Record excerpts.
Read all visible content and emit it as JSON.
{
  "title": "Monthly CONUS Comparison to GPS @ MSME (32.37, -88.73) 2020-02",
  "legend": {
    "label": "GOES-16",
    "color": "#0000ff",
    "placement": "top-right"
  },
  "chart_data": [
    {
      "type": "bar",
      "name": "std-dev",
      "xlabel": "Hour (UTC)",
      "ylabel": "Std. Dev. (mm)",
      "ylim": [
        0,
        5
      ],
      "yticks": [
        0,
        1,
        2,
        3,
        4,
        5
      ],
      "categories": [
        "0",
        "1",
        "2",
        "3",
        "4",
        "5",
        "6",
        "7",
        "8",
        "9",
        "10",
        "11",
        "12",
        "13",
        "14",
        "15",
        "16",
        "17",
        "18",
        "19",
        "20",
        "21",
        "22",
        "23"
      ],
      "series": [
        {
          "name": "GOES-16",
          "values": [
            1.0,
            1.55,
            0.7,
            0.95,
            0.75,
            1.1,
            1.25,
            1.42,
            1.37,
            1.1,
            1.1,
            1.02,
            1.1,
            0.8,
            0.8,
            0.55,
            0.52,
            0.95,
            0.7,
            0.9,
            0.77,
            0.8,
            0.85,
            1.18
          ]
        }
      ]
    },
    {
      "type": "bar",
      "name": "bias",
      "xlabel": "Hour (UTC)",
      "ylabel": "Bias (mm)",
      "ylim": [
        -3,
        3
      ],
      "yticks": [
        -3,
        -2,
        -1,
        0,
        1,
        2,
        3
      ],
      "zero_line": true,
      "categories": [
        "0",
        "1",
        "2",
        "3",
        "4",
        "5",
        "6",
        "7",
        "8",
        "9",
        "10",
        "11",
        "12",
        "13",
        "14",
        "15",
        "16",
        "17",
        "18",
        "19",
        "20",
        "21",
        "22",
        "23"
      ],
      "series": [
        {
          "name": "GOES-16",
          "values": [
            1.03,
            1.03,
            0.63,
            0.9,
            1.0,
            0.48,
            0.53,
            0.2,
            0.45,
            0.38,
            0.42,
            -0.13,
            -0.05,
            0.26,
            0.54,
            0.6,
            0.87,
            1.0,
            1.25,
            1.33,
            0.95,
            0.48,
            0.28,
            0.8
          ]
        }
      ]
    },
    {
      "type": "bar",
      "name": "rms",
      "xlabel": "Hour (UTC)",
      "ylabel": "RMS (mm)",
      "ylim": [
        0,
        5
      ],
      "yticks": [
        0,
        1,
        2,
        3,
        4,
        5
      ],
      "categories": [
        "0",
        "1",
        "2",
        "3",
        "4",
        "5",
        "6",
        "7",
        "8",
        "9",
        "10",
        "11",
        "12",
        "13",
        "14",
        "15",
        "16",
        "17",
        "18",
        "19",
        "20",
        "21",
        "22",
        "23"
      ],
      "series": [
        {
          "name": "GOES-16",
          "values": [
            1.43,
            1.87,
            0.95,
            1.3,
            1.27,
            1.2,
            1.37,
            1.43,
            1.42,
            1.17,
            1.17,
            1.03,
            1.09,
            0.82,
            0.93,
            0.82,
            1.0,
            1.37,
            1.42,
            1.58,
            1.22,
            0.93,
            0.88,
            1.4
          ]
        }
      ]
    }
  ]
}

Exercise description.
Restate the whole of the material exactly.

Result for this task.
Read all visible content and emit it as JSON.
{
  "title": "Monthly CONUS Comparison to GPS @ MSME (32.37, -88.73) 2020-02",
  "legend": {
    "label": "GOES-16",
    "color": "#0000ff",
    "placement": "top-right"
  },
  "chart_data": [
    {
      "type": "bar",
      "name": "std-dev",
      "xlabel": "Hour (UTC)",
      "ylabel": "Std. Dev. (mm)",
      "ylim": [
        0,
        5
      ],
      "yticks": [
        0,
        1,
        2,
        3,
        4,
        5
      ],
      "categories": [
        "0",
        "1",
        "2",
        "3",
        "4",
        "5",
        "6",
        "7",
        "8",
        "9",
        "10",
        "11",
        "12",
        "13",
        "14",
        "15",
        "16",
        "17",
        "18",
        "19",
        "20",
        "21",
        "22",
        "23"
      ],
      "series": [
        {
          "name": "GOES-16",
          "values": [
            1.0,
            1.55,
            0.7,
            0.95,
            0.75,
            1.1,
            1.25,
            1.42,
            1.37,
            1.1,
            1.1,
            1.02,
            1.1,
            0.8,
            0.8,
            0.55,
            0.52,
            0.95,
            0.7,
            0.9,
            0.77,
            0.8,
            0.85,
            1.18
          ]
        }
      ]
    },
    {
      "type": "bar",
      "name": "bias",
      "xlabel": "Hour (UTC)",
      "ylabel": "Bias (mm)",
      "ylim": [
        -3,
        3
      ],
      "yticks": [
        -3,
        -2,
        -1,
        0,
        1,
        2,
        3
      ],
      "zero_line": true,
      "categories": [
        "0",
        "1",
        "2",
        "3",
        "4",
        "5",
        "6",
        "7",
        "8",
        "9",
        "10",
        "11",
        "12",
        "13",
        "14",
        "15",
        "16",
        "17",
        "18",
        "19",
        "20",
        "21",
        "22",
        "23"
      ],
      "series": [
        {
          "name": "GOES-16",
          "values": [
            1.03,
            1.03,
            0.63,
            0.9,
            1.0,
            0.48,
            0.53,
            0.2,
            0.45,
            0.38,
            0.42,
            -0.13,
            -0.05,
            0.26,
            0.54,
            0.6,
            0.87,
            1.0,
            1.25,
            1.33,
            0.95,
            0.48,
            0.28,
            0.8
          ]
        }
      ]
    },
    {
      "type": "bar",
      "name": "rms",
      "xlabel": "Hour (UTC)",
      "ylabel": "RMS (mm)",
      "ylim": [
        0,
        5
      ],
      "yticks": [
        0,
        1,
        2,
        3,
        4,
        5
      ],
      "categories": [
        "0",
        "1",
        "2",
        "3",
        "4",
        "5",
        "6",
        "7",
        "8",
        "9",
        "10",
        "11",
        "12",
        "13",
        "14",
        "15",
        "16",
        "17",
        "18",
        "19",
        "20",
        "21",
        "22",
        "23"
      ],
      "series": [
        {
          "name": "GOES-16",
          "values": [
            1.43,
            1.87,
            0.95,
            1.3,
            1.27,
            1.2,
            1.37,
            1.43,
            1.42,
            1.17,
            1.17,
            1.03,
            1.09,
            0.82,
            0.93,
            0.82,
            1.0,
            1.37,
            1.42,
            1.58,
            1.22,
            0.93,
            0.88,
            1.4
          ]
        }
      ]
    }
  ]
}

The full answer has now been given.